(PROBLEM TO WORK ON) Write out the material again word for word, dropping any images it holds.

(RECORDS FOR THE EXERCISE)
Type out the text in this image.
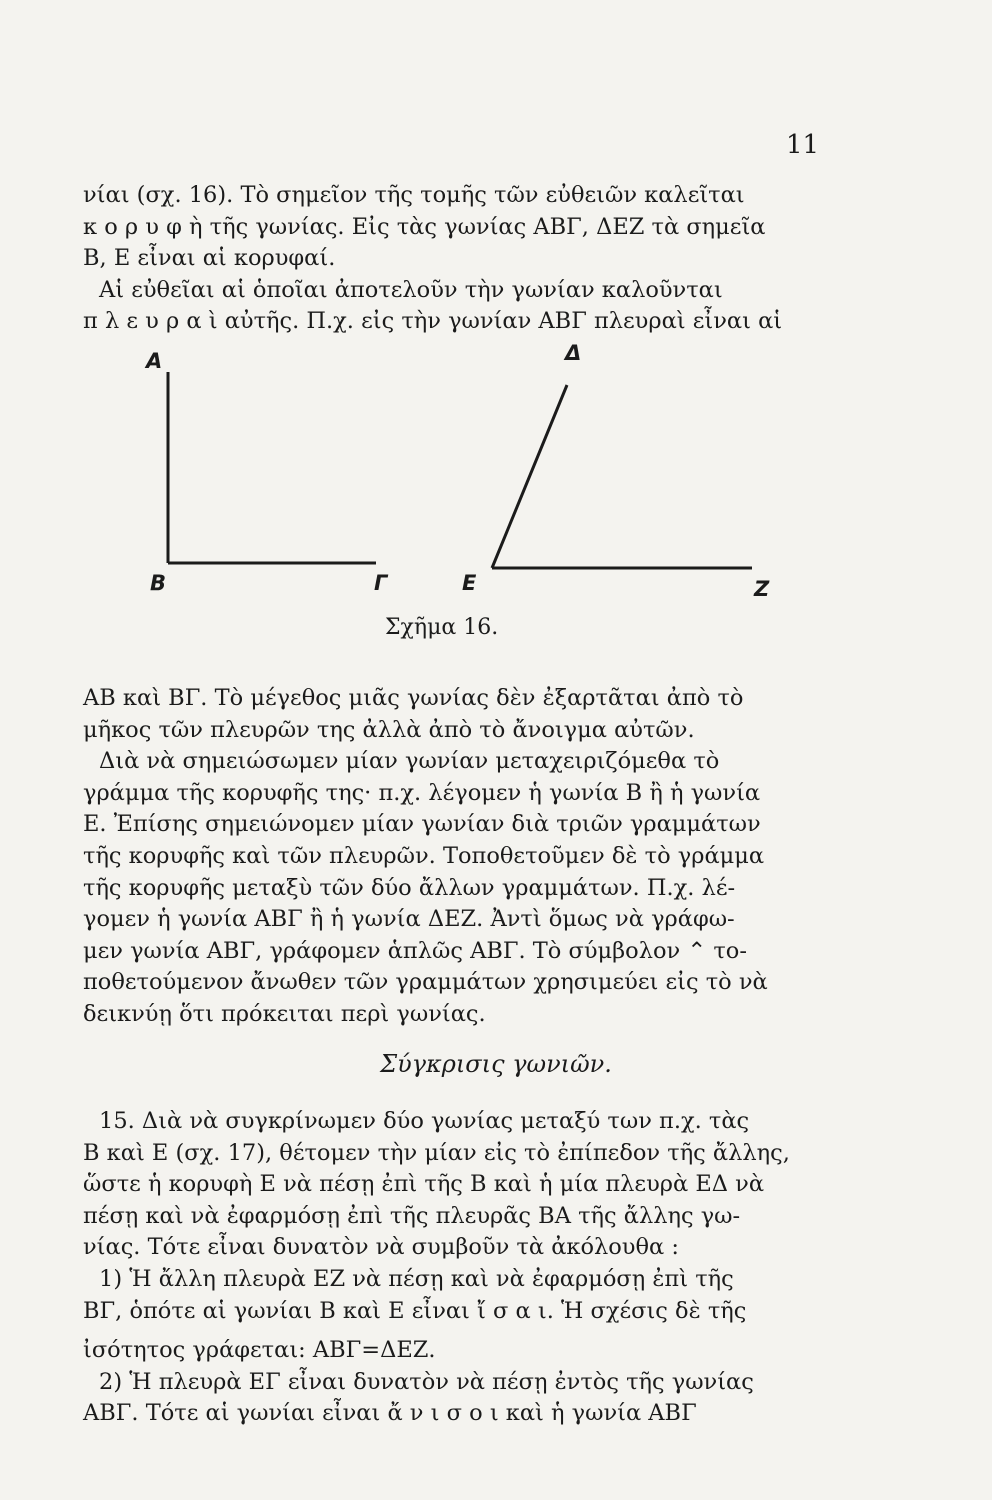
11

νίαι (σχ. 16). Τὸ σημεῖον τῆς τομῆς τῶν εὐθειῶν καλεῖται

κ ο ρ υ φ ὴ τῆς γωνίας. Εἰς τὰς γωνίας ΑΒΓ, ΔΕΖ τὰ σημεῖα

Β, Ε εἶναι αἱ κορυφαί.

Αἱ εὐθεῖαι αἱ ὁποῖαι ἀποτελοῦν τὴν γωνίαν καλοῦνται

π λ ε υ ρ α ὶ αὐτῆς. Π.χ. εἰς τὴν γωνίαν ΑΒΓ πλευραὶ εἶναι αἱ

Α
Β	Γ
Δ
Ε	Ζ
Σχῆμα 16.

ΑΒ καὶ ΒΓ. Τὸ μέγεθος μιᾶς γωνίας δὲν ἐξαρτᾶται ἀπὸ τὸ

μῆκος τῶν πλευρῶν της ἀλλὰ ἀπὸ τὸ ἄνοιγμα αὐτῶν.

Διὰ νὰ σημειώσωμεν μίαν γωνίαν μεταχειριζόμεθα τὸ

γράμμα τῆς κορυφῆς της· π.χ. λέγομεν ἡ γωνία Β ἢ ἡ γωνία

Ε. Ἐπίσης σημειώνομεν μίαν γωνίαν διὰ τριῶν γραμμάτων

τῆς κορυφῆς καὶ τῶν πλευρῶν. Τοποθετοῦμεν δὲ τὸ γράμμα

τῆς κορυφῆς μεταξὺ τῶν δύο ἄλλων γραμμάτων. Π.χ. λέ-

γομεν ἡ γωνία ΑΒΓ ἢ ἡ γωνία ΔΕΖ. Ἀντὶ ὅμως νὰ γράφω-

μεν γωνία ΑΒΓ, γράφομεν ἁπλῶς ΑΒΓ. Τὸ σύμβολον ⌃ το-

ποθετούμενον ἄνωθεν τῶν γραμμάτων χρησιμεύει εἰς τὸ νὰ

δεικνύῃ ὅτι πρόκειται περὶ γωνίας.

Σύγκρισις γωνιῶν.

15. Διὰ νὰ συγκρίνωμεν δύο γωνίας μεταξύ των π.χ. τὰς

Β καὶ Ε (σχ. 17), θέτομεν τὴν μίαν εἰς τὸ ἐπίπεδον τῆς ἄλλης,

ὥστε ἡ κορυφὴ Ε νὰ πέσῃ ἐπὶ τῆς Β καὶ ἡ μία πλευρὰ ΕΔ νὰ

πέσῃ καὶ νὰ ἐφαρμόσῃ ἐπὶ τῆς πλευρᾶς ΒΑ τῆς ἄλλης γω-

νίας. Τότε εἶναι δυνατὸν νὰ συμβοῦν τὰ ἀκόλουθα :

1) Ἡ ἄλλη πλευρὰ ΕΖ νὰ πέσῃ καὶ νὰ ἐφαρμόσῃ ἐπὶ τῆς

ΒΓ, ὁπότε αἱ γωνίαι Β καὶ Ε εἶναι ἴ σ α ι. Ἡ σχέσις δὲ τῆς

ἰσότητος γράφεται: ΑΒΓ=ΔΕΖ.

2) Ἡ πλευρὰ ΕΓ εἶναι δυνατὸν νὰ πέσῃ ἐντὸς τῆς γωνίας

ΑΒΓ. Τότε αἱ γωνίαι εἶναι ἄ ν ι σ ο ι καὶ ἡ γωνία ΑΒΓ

(WRITTEN ANSWER)
Type out the text in this image.
11

νίαι (σχ. 16). Τὸ σημεῖον τῆς τομῆς τῶν εὐθειῶν καλεῖται

κ ο ρ υ φ ὴ τῆς γωνίας. Εἰς τὰς γωνίας ΑΒΓ, ΔΕΖ τὰ σημεῖα

Β, Ε εἶναι αἱ κορυφαί.

Αἱ εὐθεῖαι αἱ ὁποῖαι ἀποτελοῦν τὴν γωνίαν καλοῦνται

π λ ε υ ρ α ὶ αὐτῆς. Π.χ. εἰς τὴν γωνίαν ΑΒΓ πλευραὶ εἶναι αἱ

Α
Β	Γ
Δ
Ε	Ζ
Σχῆμα 16.

ΑΒ καὶ ΒΓ. Τὸ μέγεθος μιᾶς γωνίας δὲν ἐξαρτᾶται ἀπὸ τὸ

μῆκος τῶν πλευρῶν της ἀλλὰ ἀπὸ τὸ ἄνοιγμα αὐτῶν.

Διὰ νὰ σημειώσωμεν μίαν γωνίαν μεταχειριζόμεθα τὸ

γράμμα τῆς κορυφῆς της· π.χ. λέγομεν ἡ γωνία Β ἢ ἡ γωνία

Ε. Ἐπίσης σημειώνομεν μίαν γωνίαν διὰ τριῶν γραμμάτων

τῆς κορυφῆς καὶ τῶν πλευρῶν. Τοποθετοῦμεν δὲ τὸ γράμμα

τῆς κορυφῆς μεταξὺ τῶν δύο ἄλλων γραμμάτων. Π.χ. λέ-

γομεν ἡ γωνία ΑΒΓ ἢ ἡ γωνία ΔΕΖ. Ἀντὶ ὅμως νὰ γράφω-

μεν γωνία ΑΒΓ, γράφομεν ἁπλῶς ΑΒΓ. Τὸ σύμβολον ⌃ το-

ποθετούμενον ἄνωθεν τῶν γραμμάτων χρησιμεύει εἰς τὸ νὰ

δεικνύῃ ὅτι πρόκειται περὶ γωνίας.

Σύγκρισις γωνιῶν.

15. Διὰ νὰ συγκρίνωμεν δύο γωνίας μεταξύ των π.χ. τὰς

Β καὶ Ε (σχ. 17), θέτομεν τὴν μίαν εἰς τὸ ἐπίπεδον τῆς ἄλλης,

ὥστε ἡ κορυφὴ Ε νὰ πέσῃ ἐπὶ τῆς Β καὶ ἡ μία πλευρὰ ΕΔ νὰ

πέσῃ καὶ νὰ ἐφαρμόσῃ ἐπὶ τῆς πλευρᾶς ΒΑ τῆς ἄλλης γω-

νίας. Τότε εἶναι δυνατὸν νὰ συμβοῦν τὰ ἀκόλουθα :

1) Ἡ ἄλλη πλευρὰ ΕΖ νὰ πέσῃ καὶ νὰ ἐφαρμόσῃ ἐπὶ τῆς

ΒΓ, ὁπότε αἱ γωνίαι Β καὶ Ε εἶναι ἴ σ α ι. Ἡ σχέσις δὲ τῆς

ἰσότητος γράφεται: ΑΒΓ=ΔΕΖ.

2) Ἡ πλευρὰ ΕΓ εἶναι δυνατὸν νὰ πέσῃ ἐντὸς τῆς γωνίας

ΑΒΓ. Τότε αἱ γωνίαι εἶναι ἄ ν ι σ ο ι καὶ ἡ γωνία ΑΒΓ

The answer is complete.